[Source data]

__________________________________________________

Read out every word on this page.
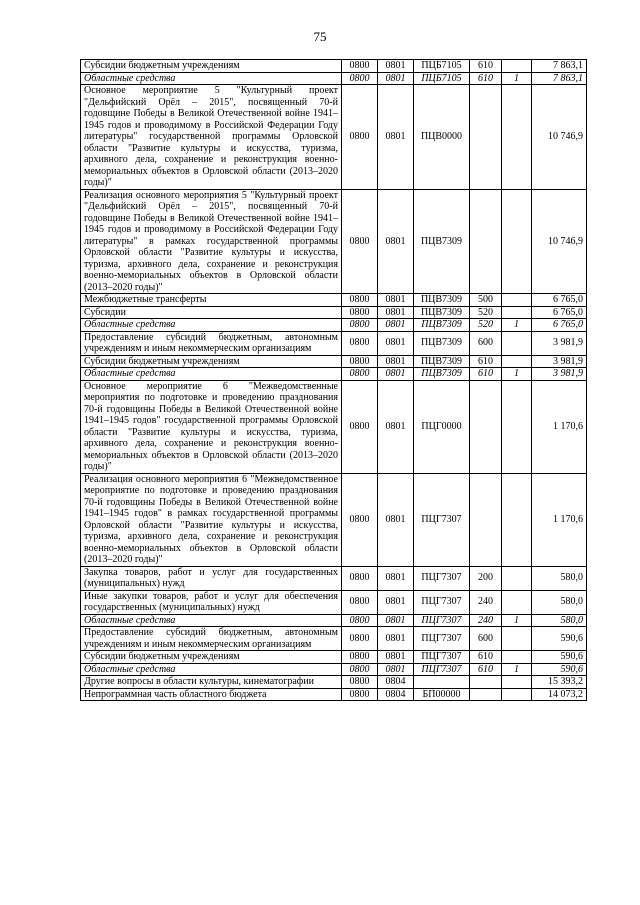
75
Субсидии бюджетным учреждениям	0800	0801	ПЦБ7105	610		7 863,1
Областные средства	0800	0801	ПЦБ7105	610	1	7 863,1
Основное мероприятие 5 "Культурный проект "Дельфийский Орёл – 2015", посвященный 70-й годовщине Победы в Великой Отечественной войне 1941–1945 годов и проводимому в Российской Федерации Году литературы" государственной программы Орловской области "Развитие культуры и искусства, туризма, архивного дела, сохранение и реконструкция военно-мемориальных объектов в Орловской области (2013–2020 годы)"	0800	0801	ПЦВ0000			10 746,9
Реализация основного мероприятия 5 "Культурный проект "Дельфийский Орёл – 2015", посвященный 70-й годовщине Победы в Великой Отечественной войне 1941–1945 годов и проводимому в Российской Федерации Году литературы" в рамках государственной программы Орловской области "Развитие культуры и искусства, туризма, архивного дела, сохранение и реконструкция военно-мемориальных объектов в Орловской области (2013–2020 годы)"	0800	0801	ПЦВ7309			10 746,9
Межбюджетные трансферты	0800	0801	ПЦВ7309	500		6 765,0
Субсидии	0800	0801	ПЦВ7309	520		6 765,0
Областные средства	0800	0801	ПЦВ7309	520	1	6 765,0
Предоставление субсидий бюджетным, автономным учреждениям и иным некоммерческим организациям	0800	0801	ПЦВ7309	600		3 981,9
Субсидии бюджетным учреждениям	0800	0801	ПЦВ7309	610		3 981,9
Областные средства	0800	0801	ПЦВ7309	610	1	3 981,9
Основное мероприятие 6 "Межведомственные мероприятия по подготовке и проведению празднования 70-й годовщины Победы в Великой Отечественной войне 1941–1945 годов" государственной программы Орловской области "Развитие культуры и искусства, туризма, архивного дела, сохранение и реконструкция военно-мемориальных объектов в Орловской области (2013–2020 годы)"	0800	0801	ПЦГ0000			1 170,6
Реализация основного мероприятия 6 "Межведомственное мероприятие по подготовке и проведению празднования 70-й годовщины Победы в Великой Отечественной войне 1941–1945 годов" в рамках государственной программы Орловской области "Развитие культуры и искусства, туризма, архивного дела, сохранение и реконструкция военно-мемориальных объектов в Орловской области (2013–2020 годы)"	0800	0801	ПЦГ7307			1 170,6
Закупка товаров, работ и услуг для государственных (муниципальных) нужд	0800	0801	ПЦГ7307	200		580,0
Иные закупки товаров, работ и услуг для обеспечения государственных (муниципальных) нужд	0800	0801	ПЦГ7307	240		580,0
Областные средства	0800	0801	ПЦГ7307	240	1	580,0
Предоставление субсидий бюджетным, автономным учреждениям и иным некоммерческим организациям	0800	0801	ПЦГ7307	600		590,6
Субсидии бюджетным учреждениям	0800	0801	ПЦГ7307	610		590,6
Областные средства	0800	0801	ПЦГ7307	610	1	590,6
Другие вопросы в области культуры, кинематографии	0800	0804				15 393,2
Непрограммная часть областного бюджета	0800	0804	БП00000			14 073,2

__________________________________________________

-- SET EXERCISE --
Return each line of the data, keeping its wording exact and omitting pictures.

-- TASK SOLUTION --
Read out every word on this page.
75
Субсидии бюджетным учреждениям	0800	0801	ПЦБ7105	610		7 863,1
Областные средства	0800	0801	ПЦБ7105	610	1	7 863,1
Основное мероприятие 5 "Культурный проект "Дельфийский Орёл – 2015", посвященный 70-й годовщине Победы в Великой Отечественной войне 1941–1945 годов и проводимому в Российской Федерации Году литературы" государственной программы Орловской области "Развитие культуры и искусства, туризма, архивного дела, сохранение и реконструкция военно-мемориальных объектов в Орловской области (2013–2020 годы)"	0800	0801	ПЦВ0000			10 746,9
Реализация основного мероприятия 5 "Культурный проект "Дельфийский Орёл – 2015", посвященный 70-й годовщине Победы в Великой Отечественной войне 1941–1945 годов и проводимому в Российской Федерации Году литературы" в рамках государственной программы Орловской области "Развитие культуры и искусства, туризма, архивного дела, сохранение и реконструкция военно-мемориальных объектов в Орловской области (2013–2020 годы)"	0800	0801	ПЦВ7309			10 746,9
Межбюджетные трансферты	0800	0801	ПЦВ7309	500		6 765,0
Субсидии	0800	0801	ПЦВ7309	520		6 765,0
Областные средства	0800	0801	ПЦВ7309	520	1	6 765,0
Предоставление субсидий бюджетным, автономным учреждениям и иным некоммерческим организациям	0800	0801	ПЦВ7309	600		3 981,9
Субсидии бюджетным учреждениям	0800	0801	ПЦВ7309	610		3 981,9
Областные средства	0800	0801	ПЦВ7309	610	1	3 981,9
Основное мероприятие 6 "Межведомственные мероприятия по подготовке и проведению празднования 70-й годовщины Победы в Великой Отечественной войне 1941–1945 годов" государственной программы Орловской области "Развитие культуры и искусства, туризма, архивного дела, сохранение и реконструкция военно-мемориальных объектов в Орловской области (2013–2020 годы)"	0800	0801	ПЦГ0000			1 170,6
Реализация основного мероприятия 6 "Межведомственное мероприятие по подготовке и проведению празднования 70-й годовщины Победы в Великой Отечественной войне 1941–1945 годов" в рамках государственной программы Орловской области "Развитие культуры и искусства, туризма, архивного дела, сохранение и реконструкция военно-мемориальных объектов в Орловской области (2013–2020 годы)"	0800	0801	ПЦГ7307			1 170,6
Закупка товаров, работ и услуг для государственных (муниципальных) нужд	0800	0801	ПЦГ7307	200		580,0
Иные закупки товаров, работ и услуг для обеспечения государственных (муниципальных) нужд	0800	0801	ПЦГ7307	240		580,0
Областные средства	0800	0801	ПЦГ7307	240	1	580,0
Предоставление субсидий бюджетным, автономным учреждениям и иным некоммерческим организациям	0800	0801	ПЦГ7307	600		590,6
Субсидии бюджетным учреждениям	0800	0801	ПЦГ7307	610		590,6
Областные средства	0800	0801	ПЦГ7307	610	1	590,6
Другие вопросы в области культуры, кинематографии	0800	0804				15 393,2
Непрограммная часть областного бюджета	0800	0804	БП00000			14 073,2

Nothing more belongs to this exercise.